• [TO DO]: Find the line that contains "Read out every word on this page.". Copy it and every line after it to the end of the material below, exactly, with no pictures.

• [DATA SECTION]:

BEGIN

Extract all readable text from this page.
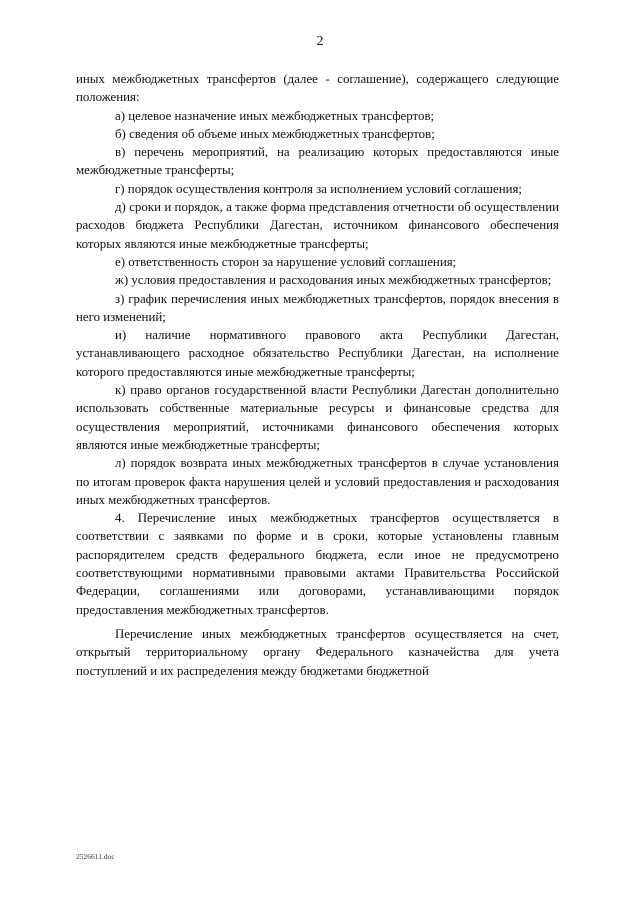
2

иных межбюджетных трансфертов (далее - соглашение), содержащего следующие положения:

а) целевое назначение иных межбюджетных трансфертов;

б) сведения об объеме иных межбюджетных трансфертов;

в) перечень мероприятий, на реализацию которых предоставляются иные межбюджетные трансферты;

г) порядок осуществления контроля за исполнением условий соглашения;

д) сроки и порядок, а также форма представления отчетности об осуществлении расходов бюджета Республики Дагестан, источником финансового обеспечения которых являются иные межбюджетные трансферты;

е) ответственность сторон за нарушение условий соглашения;

ж) условия предоставления и расходования иных межбюджетных трансфертов;

з) график перечисления иных межбюджетных трансфертов, порядок внесения в него изменений;

и) наличие нормативного правового акта Республики Дагестан, устанавливающего расходное обязательство Республики Дагестан, на исполнение которого предоставляются иные межбюджетные трансферты;

к) право органов государственной власти Республики Дагестан дополнительно использовать собственные материальные ресурсы и финансовые средства для осуществления мероприятий, источниками финансового обеспечения которых являются иные межбюджетные трансферты;

л) порядок возврата иных межбюджетных трансфертов в случае установления по итогам проверок факта нарушения целей и условий предоставления и расходования иных межбюджетных трансфертов.

4. Перечисление иных межбюджетных трансфертов осуществляется в соответствии с заявками по форме и в сроки, которые установлены главным распорядителем средств федерального бюджета, если иное не предусмотрено соответствующими нормативными правовыми актами Правительства Российской Федерации, соглашениями или договорами, устанавливающими порядок предоставления межбюджетных трансфертов.

Перечисление иных межбюджетных трансфертов осуществляется на счет, открытый территориальному органу Федерального казначейства для учета поступлений и их распределения между бюджетами бюджетной

2526611.doc
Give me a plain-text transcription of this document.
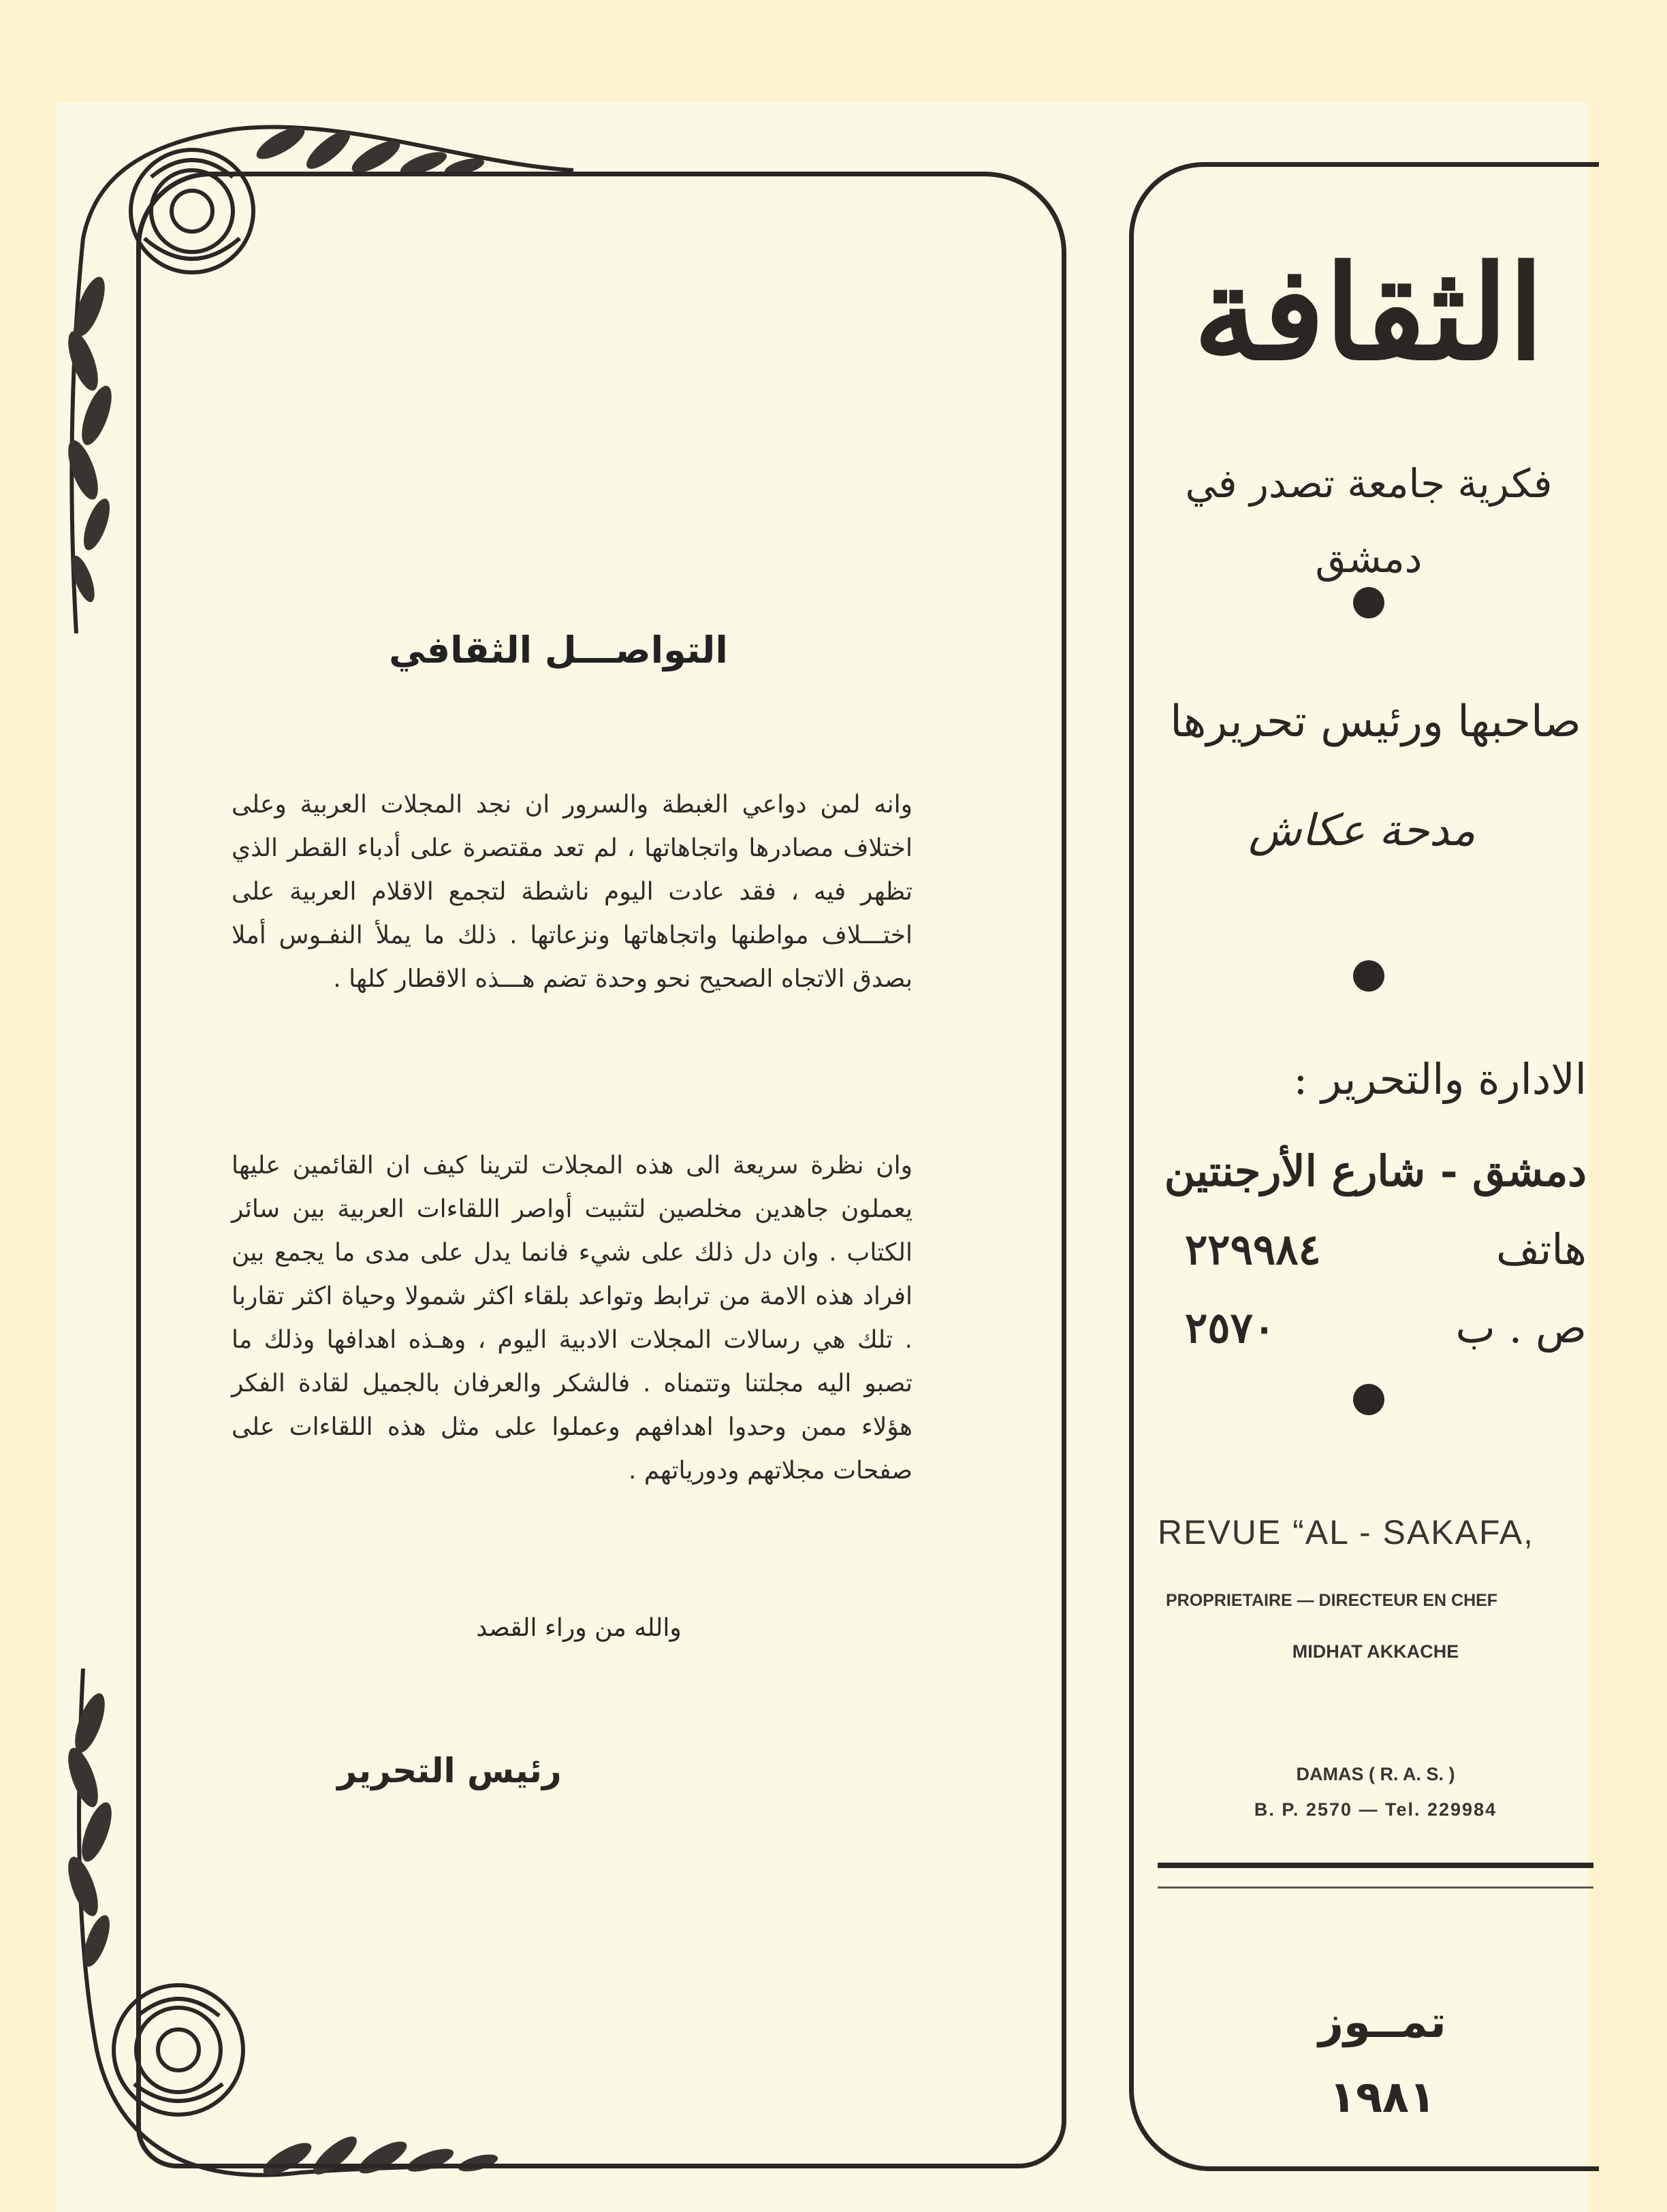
التواصـــل الثقافي
وانه لمن دواعي الغبطة والسرور ان نجد المجلات العربية وعلى اختلاف مصادرها واتجاهاتها ، لم تعد مقتصرة على أدباء القطر الذي تظهر فيه ، فقد عادت اليوم ناشطة لتجمع الاقلام العربية على اختـــلاف مواطنها واتجاهاتها ونزعاتها . ذلك ما يملأ النفـوس أملا بصدق الاتجاه الصحيح نحو وحدة تضم هـــذه الاقطار كلها .
وان نظرة سريعة الى هذه المجلات لترينا كيف ان القائمين عليها يعملون جاهدين مخلصين لتثبيت أواصر اللقاءات العربية بين سائر الكتاب . وان دل ذلك على شيء فانما يدل على مدى ما يجمع بين افراد هذه الامة من ترابط وتواعد بلقاء اكثر شمولا وحياة اكثر تقاربا . تلك هي رسالات المجلات الادبية اليوم ، وهـذه اهدافها وذلك ما تصبو اليه مجلتنا وتتمناه . فالشكر والعرفان بالجميل لقادة الفكر هؤلاء ممن وحدوا اهدافهم وعملوا على مثل هذه اللقاءات على صفحات مجلاتهم ودورياتهم .
والله من وراء القصد
رئيس التحرير
الثقافة
فكرية جامعة تصدر في دمشق
صاحبها ورئيس تحريرها
مدحة عكاش
الادارة والتحرير :
دمشق - شارع الأرجنتين
هاتف
٢٢٩٩٨٤
ص . ب
٢٥٧٠
REVUE “AL - SAKAFA,
PROPRIETAIRE — DIRECTEUR EN CHEF
MIDHAT AKKACHE
DAMAS ( R. A. S. )
B. P. 2570 — Tel. 229984
تمــوز
١٩٨١
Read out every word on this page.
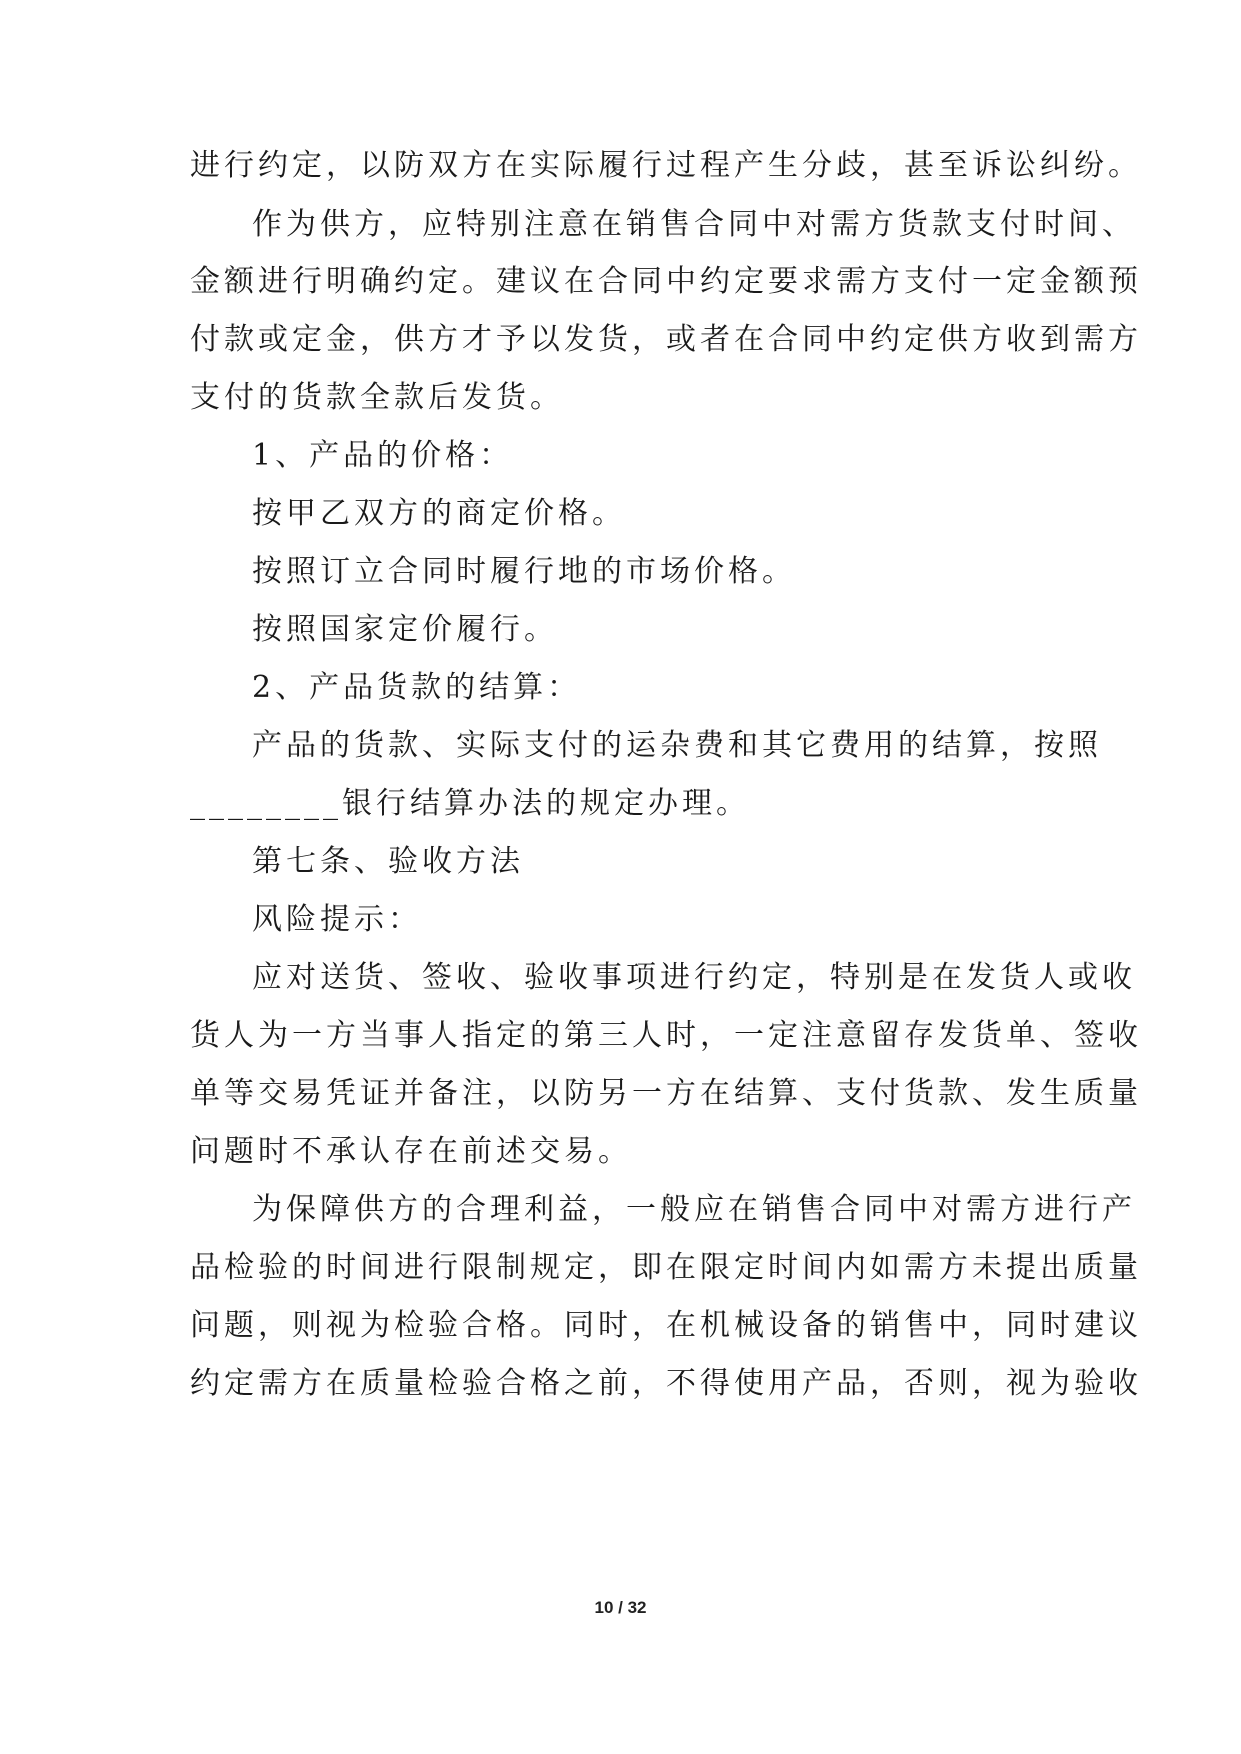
进行约定，以防双方在实际履行过程产生分歧，甚至诉讼纠纷。
作为供方，应特别注意在销售合同中对需方货款支付时间、
金额进行明确约定。建议在合同中约定要求需方支付一定金额预
付款或定金，供方才予以发货，或者在合同中约定供方收到需方
支付的货款全款后发货。
1、产品的价格：
按甲乙双方的商定价格。
按照订立合同时履行地的市场价格。
按照国家定价履行。
2、产品货款的结算：
产品的货款、实际支付的运杂费和其它费用的结算，按照
________银行结算办法的规定办理。
第七条、验收方法
风险提示：
应对送货、签收、验收事项进行约定，特别是在发货人或收
货人为一方当事人指定的第三人时，一定注意留存发货单、签收
单等交易凭证并备注，以防另一方在结算、支付货款、发生质量
问题时不承认存在前述交易。
为保障供方的合理利益，一般应在销售合同中对需方进行产
品检验的时间进行限制规定，即在限定时间内如需方未提出质量
问题，则视为检验合格。同时，在机械设备的销售中，同时建议
约定需方在质量检验合格之前，不得使用产品，否则，视为验收
10 / 32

END

• [REPLY]:
Read out every word on this page.
进行约定，以防双方在实际履行过程产生分歧，甚至诉讼纠纷。
作为供方，应特别注意在销售合同中对需方货款支付时间、
金额进行明确约定。建议在合同中约定要求需方支付一定金额预
付款或定金，供方才予以发货，或者在合同中约定供方收到需方
支付的货款全款后发货。
1、产品的价格：
按甲乙双方的商定价格。
按照订立合同时履行地的市场价格。
按照国家定价履行。
2、产品货款的结算：
产品的货款、实际支付的运杂费和其它费用的结算，按照
________银行结算办法的规定办理。
第七条、验收方法
风险提示：
应对送货、签收、验收事项进行约定，特别是在发货人或收
货人为一方当事人指定的第三人时，一定注意留存发货单、签收
单等交易凭证并备注，以防另一方在结算、支付货款、发生质量
问题时不承认存在前述交易。
为保障供方的合理利益，一般应在销售合同中对需方进行产
品检验的时间进行限制规定，即在限定时间内如需方未提出质量
问题，则视为检验合格。同时，在机械设备的销售中，同时建议
约定需方在质量检验合格之前，不得使用产品，否则，视为验收
10 / 32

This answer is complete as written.